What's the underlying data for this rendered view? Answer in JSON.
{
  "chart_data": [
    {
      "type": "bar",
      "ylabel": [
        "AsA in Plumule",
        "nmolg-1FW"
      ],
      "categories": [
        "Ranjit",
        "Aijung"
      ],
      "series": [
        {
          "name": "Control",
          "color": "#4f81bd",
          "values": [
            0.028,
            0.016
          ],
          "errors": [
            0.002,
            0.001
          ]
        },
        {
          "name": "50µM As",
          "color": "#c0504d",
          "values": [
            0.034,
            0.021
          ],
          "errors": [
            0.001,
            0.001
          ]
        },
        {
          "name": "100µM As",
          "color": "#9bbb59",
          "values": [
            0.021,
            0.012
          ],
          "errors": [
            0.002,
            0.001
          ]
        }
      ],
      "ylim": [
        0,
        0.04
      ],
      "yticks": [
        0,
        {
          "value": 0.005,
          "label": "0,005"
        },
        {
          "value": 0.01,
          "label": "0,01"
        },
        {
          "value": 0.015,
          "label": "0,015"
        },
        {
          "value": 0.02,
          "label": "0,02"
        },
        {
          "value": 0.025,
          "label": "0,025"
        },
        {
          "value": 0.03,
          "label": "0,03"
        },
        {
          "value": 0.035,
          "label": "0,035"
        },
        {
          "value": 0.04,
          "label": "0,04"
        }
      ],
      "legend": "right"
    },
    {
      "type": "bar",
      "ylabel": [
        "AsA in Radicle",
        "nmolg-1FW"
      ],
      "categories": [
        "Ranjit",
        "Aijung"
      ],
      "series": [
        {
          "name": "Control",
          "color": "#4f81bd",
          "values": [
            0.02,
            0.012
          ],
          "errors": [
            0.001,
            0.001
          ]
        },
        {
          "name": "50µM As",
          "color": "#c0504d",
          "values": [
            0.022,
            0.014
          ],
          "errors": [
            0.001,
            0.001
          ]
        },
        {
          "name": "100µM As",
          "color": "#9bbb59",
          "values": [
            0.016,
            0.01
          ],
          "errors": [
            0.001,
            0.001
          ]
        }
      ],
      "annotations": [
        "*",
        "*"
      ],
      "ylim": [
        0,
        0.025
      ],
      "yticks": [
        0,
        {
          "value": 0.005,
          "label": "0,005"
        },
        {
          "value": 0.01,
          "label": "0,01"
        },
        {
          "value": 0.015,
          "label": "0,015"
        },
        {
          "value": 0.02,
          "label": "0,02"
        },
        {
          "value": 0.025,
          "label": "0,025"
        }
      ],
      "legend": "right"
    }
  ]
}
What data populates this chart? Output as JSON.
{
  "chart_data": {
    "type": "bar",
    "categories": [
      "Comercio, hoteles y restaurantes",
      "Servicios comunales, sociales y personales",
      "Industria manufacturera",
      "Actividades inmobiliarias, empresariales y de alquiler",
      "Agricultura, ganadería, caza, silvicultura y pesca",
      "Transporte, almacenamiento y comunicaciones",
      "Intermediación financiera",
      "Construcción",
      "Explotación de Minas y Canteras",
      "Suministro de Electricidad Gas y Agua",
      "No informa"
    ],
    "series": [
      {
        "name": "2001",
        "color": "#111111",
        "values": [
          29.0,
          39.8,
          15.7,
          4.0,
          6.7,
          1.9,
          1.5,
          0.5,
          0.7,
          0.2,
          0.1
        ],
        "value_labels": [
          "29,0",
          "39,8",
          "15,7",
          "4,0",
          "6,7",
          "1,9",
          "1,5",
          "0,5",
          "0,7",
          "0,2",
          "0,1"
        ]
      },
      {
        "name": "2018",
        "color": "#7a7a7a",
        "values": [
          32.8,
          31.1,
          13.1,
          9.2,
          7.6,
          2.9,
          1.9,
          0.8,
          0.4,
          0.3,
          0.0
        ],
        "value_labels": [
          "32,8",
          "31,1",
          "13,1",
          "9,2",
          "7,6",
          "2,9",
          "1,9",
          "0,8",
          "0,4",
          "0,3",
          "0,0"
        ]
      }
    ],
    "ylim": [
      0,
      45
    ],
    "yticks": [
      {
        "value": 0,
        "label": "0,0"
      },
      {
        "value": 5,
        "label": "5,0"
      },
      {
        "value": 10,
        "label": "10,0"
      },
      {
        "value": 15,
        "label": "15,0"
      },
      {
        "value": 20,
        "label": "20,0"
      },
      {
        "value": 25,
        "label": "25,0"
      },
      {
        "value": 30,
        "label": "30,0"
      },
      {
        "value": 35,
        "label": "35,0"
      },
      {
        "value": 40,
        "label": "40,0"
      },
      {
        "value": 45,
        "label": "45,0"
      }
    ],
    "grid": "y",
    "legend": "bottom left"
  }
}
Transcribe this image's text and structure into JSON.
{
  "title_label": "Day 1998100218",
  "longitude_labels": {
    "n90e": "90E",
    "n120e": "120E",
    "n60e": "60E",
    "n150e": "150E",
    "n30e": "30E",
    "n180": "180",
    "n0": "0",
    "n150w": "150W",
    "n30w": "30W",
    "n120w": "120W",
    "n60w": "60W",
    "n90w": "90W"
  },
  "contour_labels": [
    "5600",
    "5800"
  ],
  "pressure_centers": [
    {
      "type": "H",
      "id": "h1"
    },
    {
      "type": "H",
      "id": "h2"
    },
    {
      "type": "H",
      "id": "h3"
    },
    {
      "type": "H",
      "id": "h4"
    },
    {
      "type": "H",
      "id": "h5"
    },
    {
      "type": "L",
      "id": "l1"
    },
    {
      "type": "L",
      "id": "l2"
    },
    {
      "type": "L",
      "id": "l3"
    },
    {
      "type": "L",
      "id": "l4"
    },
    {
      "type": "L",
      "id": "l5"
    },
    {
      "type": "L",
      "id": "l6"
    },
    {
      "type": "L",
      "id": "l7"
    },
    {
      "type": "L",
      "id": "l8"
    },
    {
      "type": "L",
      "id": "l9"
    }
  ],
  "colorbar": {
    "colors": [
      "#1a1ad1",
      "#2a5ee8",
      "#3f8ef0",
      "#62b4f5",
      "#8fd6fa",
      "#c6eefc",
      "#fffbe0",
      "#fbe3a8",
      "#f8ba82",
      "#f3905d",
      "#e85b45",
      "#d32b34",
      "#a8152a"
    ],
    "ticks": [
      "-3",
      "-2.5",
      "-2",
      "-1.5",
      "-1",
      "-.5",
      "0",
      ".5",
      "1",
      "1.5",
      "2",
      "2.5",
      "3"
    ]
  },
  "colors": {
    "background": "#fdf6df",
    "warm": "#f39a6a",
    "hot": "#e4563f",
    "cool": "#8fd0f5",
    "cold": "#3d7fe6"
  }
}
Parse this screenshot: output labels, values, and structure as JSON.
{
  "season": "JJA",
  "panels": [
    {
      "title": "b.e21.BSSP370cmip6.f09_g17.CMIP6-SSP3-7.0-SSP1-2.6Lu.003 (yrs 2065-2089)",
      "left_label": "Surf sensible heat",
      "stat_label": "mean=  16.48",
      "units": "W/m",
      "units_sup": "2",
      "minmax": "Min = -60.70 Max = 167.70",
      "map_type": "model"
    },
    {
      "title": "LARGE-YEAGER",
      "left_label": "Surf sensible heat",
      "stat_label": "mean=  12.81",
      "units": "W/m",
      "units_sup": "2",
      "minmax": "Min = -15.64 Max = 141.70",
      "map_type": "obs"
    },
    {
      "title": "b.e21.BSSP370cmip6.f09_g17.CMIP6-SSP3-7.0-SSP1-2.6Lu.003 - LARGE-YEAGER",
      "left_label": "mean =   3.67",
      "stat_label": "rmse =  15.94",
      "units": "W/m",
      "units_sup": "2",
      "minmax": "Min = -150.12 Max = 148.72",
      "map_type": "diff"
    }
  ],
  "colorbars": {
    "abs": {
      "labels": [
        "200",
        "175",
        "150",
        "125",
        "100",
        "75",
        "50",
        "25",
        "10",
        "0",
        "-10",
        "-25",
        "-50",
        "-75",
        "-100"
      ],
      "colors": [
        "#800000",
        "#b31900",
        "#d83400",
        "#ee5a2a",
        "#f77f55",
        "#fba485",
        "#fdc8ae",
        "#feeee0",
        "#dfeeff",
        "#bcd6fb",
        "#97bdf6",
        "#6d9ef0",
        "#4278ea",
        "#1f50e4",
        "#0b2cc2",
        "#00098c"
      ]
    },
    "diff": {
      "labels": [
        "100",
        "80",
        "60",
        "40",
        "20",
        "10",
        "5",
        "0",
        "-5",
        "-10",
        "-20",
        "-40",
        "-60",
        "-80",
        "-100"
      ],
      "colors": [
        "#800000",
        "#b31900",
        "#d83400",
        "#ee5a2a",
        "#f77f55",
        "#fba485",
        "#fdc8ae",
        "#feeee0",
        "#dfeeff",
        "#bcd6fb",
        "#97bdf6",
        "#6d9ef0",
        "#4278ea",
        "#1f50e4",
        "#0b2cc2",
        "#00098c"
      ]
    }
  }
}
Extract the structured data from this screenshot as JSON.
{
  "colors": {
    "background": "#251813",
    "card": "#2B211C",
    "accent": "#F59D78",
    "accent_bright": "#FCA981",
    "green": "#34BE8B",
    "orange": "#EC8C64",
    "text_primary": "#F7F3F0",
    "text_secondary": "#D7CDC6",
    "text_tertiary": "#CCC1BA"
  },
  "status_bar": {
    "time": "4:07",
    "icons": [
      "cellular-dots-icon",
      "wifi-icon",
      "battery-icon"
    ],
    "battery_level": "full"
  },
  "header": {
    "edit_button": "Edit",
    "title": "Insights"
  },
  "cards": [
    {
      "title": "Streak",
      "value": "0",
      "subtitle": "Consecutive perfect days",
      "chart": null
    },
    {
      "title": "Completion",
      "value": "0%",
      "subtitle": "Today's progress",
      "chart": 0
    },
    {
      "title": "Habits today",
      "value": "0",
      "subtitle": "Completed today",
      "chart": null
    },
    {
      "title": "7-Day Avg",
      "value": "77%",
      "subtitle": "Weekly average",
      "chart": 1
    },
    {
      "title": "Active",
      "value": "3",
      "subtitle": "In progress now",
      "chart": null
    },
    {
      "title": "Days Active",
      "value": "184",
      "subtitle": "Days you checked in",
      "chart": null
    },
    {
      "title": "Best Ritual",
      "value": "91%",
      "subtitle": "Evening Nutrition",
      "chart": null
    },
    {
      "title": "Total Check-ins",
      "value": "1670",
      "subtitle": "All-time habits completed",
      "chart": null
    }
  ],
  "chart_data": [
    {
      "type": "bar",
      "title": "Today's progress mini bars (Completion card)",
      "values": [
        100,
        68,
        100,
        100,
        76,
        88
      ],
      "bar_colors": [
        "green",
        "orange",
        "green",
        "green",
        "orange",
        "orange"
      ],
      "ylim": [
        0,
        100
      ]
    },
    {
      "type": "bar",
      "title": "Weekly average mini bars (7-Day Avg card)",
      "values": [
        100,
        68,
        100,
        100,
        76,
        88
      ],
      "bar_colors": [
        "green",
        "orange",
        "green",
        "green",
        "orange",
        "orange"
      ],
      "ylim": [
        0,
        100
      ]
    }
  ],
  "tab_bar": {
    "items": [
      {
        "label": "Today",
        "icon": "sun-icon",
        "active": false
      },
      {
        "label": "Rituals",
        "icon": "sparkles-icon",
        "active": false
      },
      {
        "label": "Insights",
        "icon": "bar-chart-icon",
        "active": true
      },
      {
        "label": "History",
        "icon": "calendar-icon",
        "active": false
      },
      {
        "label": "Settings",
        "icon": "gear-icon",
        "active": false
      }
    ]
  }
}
◆ ◆ ◆
→ Goal
Count every line in the preceding entries where the string "minmax" appears, then state only the total.

→ Response to the task
3